» **Instructions to follow**
Make an exact copy of the data below, leaving out every picture.
============
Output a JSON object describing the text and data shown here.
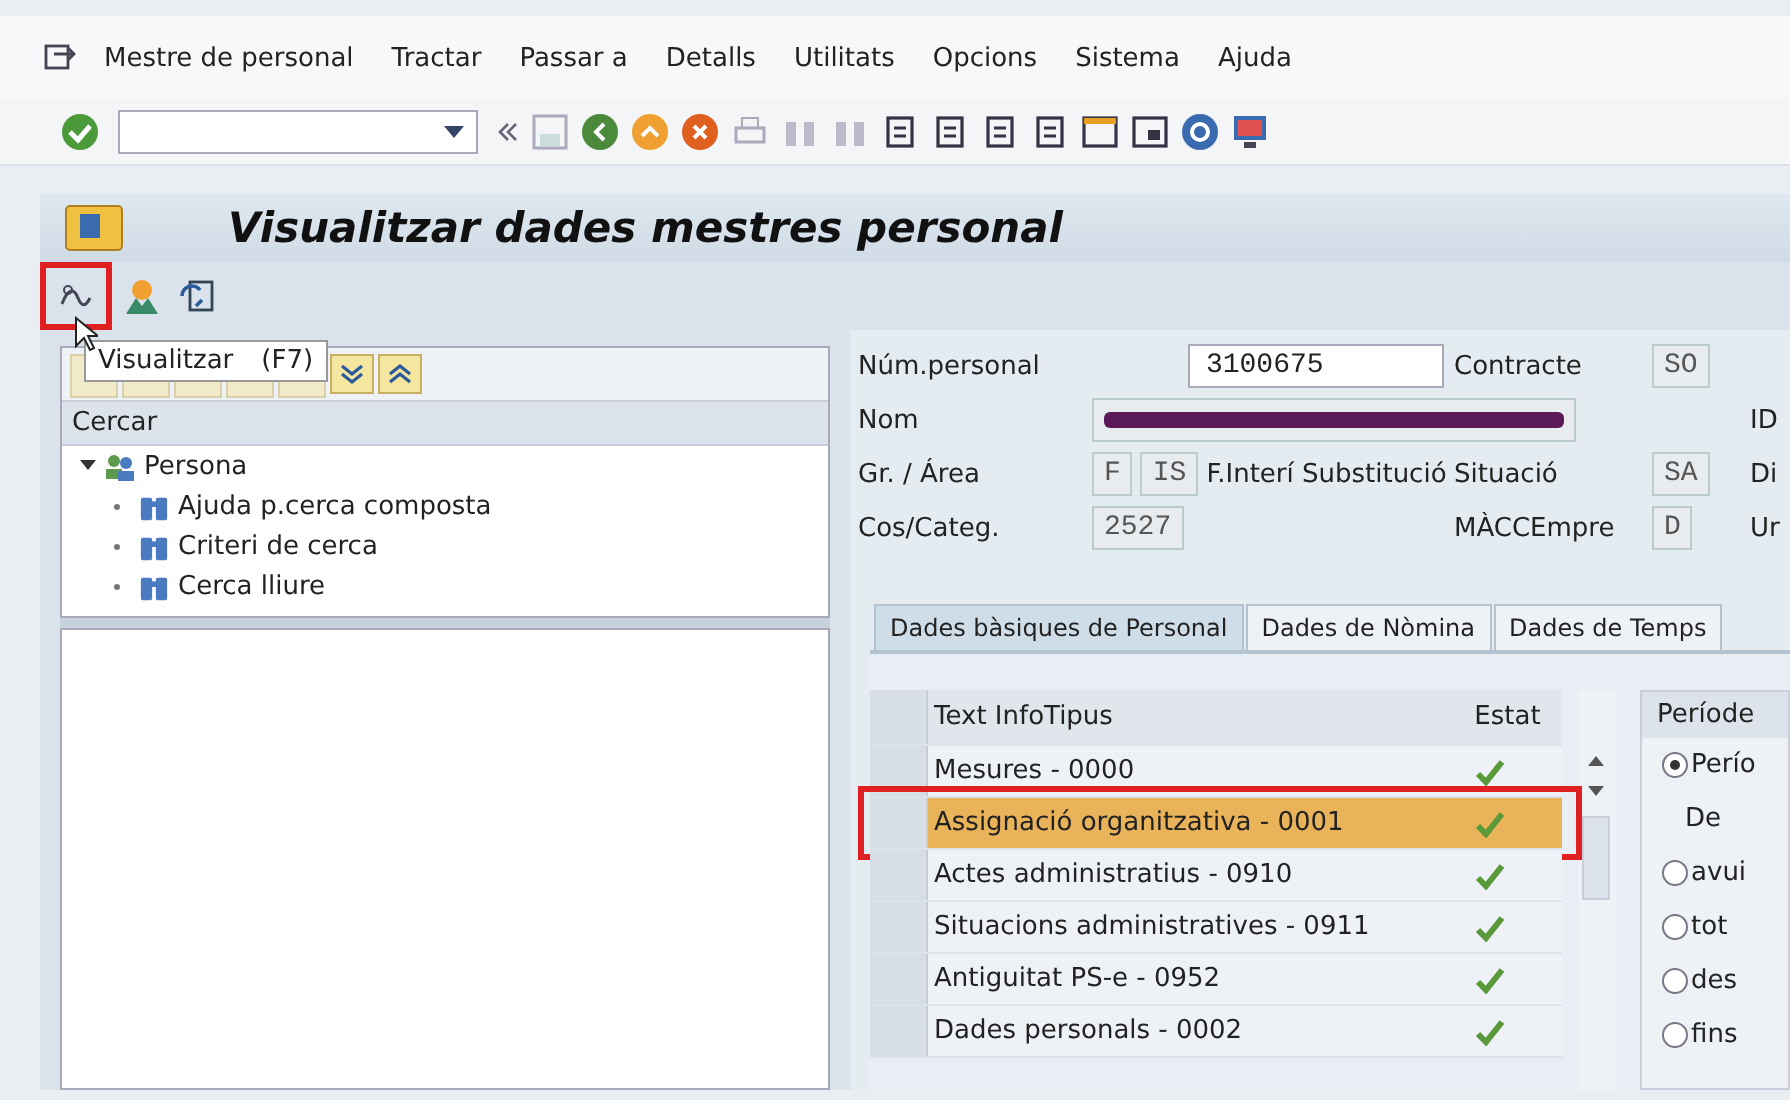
{
  "menu": [
    {
      "label": "Mestre de personal"
    },
    {
      "label": "Tractar"
    },
    {
      "label": "Passar a"
    },
    {
      "label": "Detalls"
    },
    {
      "label": "Utilitats"
    },
    {
      "label": "Opcions"
    },
    {
      "label": "Sistema"
    },
    {
      "label": "Ajuda"
    }
  ],
  "title": "Visualitzar dades mestres personal",
  "app_toolbar": [
    {
      "kind": "display",
      "highlighted": true
    },
    {
      "kind": "person",
      "highlighted": false
    },
    {
      "kind": "refresh",
      "highlighted": false
    }
  ],
  "tooltip": {
    "label": "Visualitzar",
    "shortcut": "(F7)"
  },
  "search_panel": {
    "header": "Cercar",
    "tree": [
      {
        "label": "Persona",
        "expanded": true,
        "children": [
          {
            "label": "Ajuda p.cerca composta"
          },
          {
            "label": "Criteri de cerca"
          },
          {
            "label": "Cerca lliure"
          }
        ]
      }
    ]
  },
  "header": {
    "rows": [
      {
        "label": "Núm.personal",
        "cells": [
          {
            "kind": "empty"
          },
          {
            "kind": "empty"
          },
          {
            "kind": "input",
            "value": "3100675"
          }
        ],
        "label2": "Contracte",
        "value2": "SO",
        "label3": ""
      },
      {
        "label": "Nom",
        "cells": [
          {
            "kind": "redacted"
          }
        ],
        "label2": "",
        "value2": "",
        "label3": "ID"
      },
      {
        "label": "Gr. / Área",
        "cells": [
          {
            "kind": "field",
            "value": "F"
          },
          {
            "kind": "field",
            "value": "IS"
          },
          {
            "kind": "text",
            "value": "F.Interí Substitució"
          }
        ],
        "label2": "Situació",
        "value2": "SA",
        "label3": "Di"
      },
      {
        "label": "Cos/Categ.",
        "cells": [
          {
            "kind": "field",
            "value": "2527"
          }
        ],
        "label2": "MÀCCEmpre",
        "value2": "D",
        "label3": "Ur"
      }
    ]
  },
  "tabs": [
    {
      "label": "Dades bàsiques de Personal",
      "selected": true
    },
    {
      "label": "Dades de Nòmina",
      "selected": false
    },
    {
      "label": "Dades de Temps",
      "selected": false
    }
  ],
  "table": {
    "columns": [
      "Text InfoTipus",
      "Estat"
    ],
    "rows": [
      {
        "text": "Mesures - 0000",
        "ok": true,
        "selected": false,
        "highlighted": false
      },
      {
        "text": "Assignació organitzativa - 0001",
        "ok": true,
        "selected": true,
        "highlighted": true
      },
      {
        "text": "Actes administratius - 0910",
        "ok": true,
        "selected": false,
        "highlighted": false
      },
      {
        "text": "Situacions administratives - 0911",
        "ok": true,
        "selected": false,
        "highlighted": false
      },
      {
        "text": "Antiguitat PS-e - 0952",
        "ok": true,
        "selected": false,
        "highlighted": false
      },
      {
        "text": "Dades personals - 0002",
        "ok": true,
        "selected": false,
        "highlighted": false
      }
    ]
  },
  "period": {
    "title": "Període",
    "options": [
      {
        "label": "Perío",
        "selected": true
      },
      {
        "label": "avui",
        "selected": false
      },
      {
        "label": "tot",
        "selected": false
      },
      {
        "label": "des",
        "selected": false
      },
      {
        "label": "fins",
        "selected": false
      }
    ],
    "from_label": "De"
  }
}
============
» **Result**
Output a JSON object describing the text and data shown here.
{
  "menu": [
    {
      "label": "Mestre de personal"
    },
    {
      "label": "Tractar"
    },
    {
      "label": "Passar a"
    },
    {
      "label": "Detalls"
    },
    {
      "label": "Utilitats"
    },
    {
      "label": "Opcions"
    },
    {
      "label": "Sistema"
    },
    {
      "label": "Ajuda"
    }
  ],
  "title": "Visualitzar dades mestres personal",
  "app_toolbar": [
    {
      "kind": "display",
      "highlighted": true
    },
    {
      "kind": "person",
      "highlighted": false
    },
    {
      "kind": "refresh",
      "highlighted": false
    }
  ],
  "tooltip": {
    "label": "Visualitzar",
    "shortcut": "(F7)"
  },
  "search_panel": {
    "header": "Cercar",
    "tree": [
      {
        "label": "Persona",
        "expanded": true,
        "children": [
          {
            "label": "Ajuda p.cerca composta"
          },
          {
            "label": "Criteri de cerca"
          },
          {
            "label": "Cerca lliure"
          }
        ]
      }
    ]
  },
  "header": {
    "rows": [
      {
        "label": "Núm.personal",
        "cells": [
          {
            "kind": "empty"
          },
          {
            "kind": "empty"
          },
          {
            "kind": "input",
            "value": "3100675"
          }
        ],
        "label2": "Contracte",
        "value2": "SO",
        "label3": ""
      },
      {
        "label": "Nom",
        "cells": [
          {
            "kind": "redacted"
          }
        ],
        "label2": "",
        "value2": "",
        "label3": "ID"
      },
      {
        "label": "Gr. / Área",
        "cells": [
          {
            "kind": "field",
            "value": "F"
          },
          {
            "kind": "field",
            "value": "IS"
          },
          {
            "kind": "text",
            "value": "F.Interí Substitució"
          }
        ],
        "label2": "Situació",
        "value2": "SA",
        "label3": "Di"
      },
      {
        "label": "Cos/Categ.",
        "cells": [
          {
            "kind": "field",
            "value": "2527"
          }
        ],
        "label2": "MÀCCEmpre",
        "value2": "D",
        "label3": "Ur"
      }
    ]
  },
  "tabs": [
    {
      "label": "Dades bàsiques de Personal",
      "selected": true
    },
    {
      "label": "Dades de Nòmina",
      "selected": false
    },
    {
      "label": "Dades de Temps",
      "selected": false
    }
  ],
  "table": {
    "columns": [
      "Text InfoTipus",
      "Estat"
    ],
    "rows": [
      {
        "text": "Mesures - 0000",
        "ok": true,
        "selected": false,
        "highlighted": false
      },
      {
        "text": "Assignació organitzativa - 0001",
        "ok": true,
        "selected": true,
        "highlighted": true
      },
      {
        "text": "Actes administratius - 0910",
        "ok": true,
        "selected": false,
        "highlighted": false
      },
      {
        "text": "Situacions administratives - 0911",
        "ok": true,
        "selected": false,
        "highlighted": false
      },
      {
        "text": "Antiguitat PS-e - 0952",
        "ok": true,
        "selected": false,
        "highlighted": false
      },
      {
        "text": "Dades personals - 0002",
        "ok": true,
        "selected": false,
        "highlighted": false
      }
    ]
  },
  "period": {
    "title": "Període",
    "options": [
      {
        "label": "Perío",
        "selected": true
      },
      {
        "label": "avui",
        "selected": false
      },
      {
        "label": "tot",
        "selected": false
      },
      {
        "label": "des",
        "selected": false
      },
      {
        "label": "fins",
        "selected": false
      }
    ],
    "from_label": "De"
  }
}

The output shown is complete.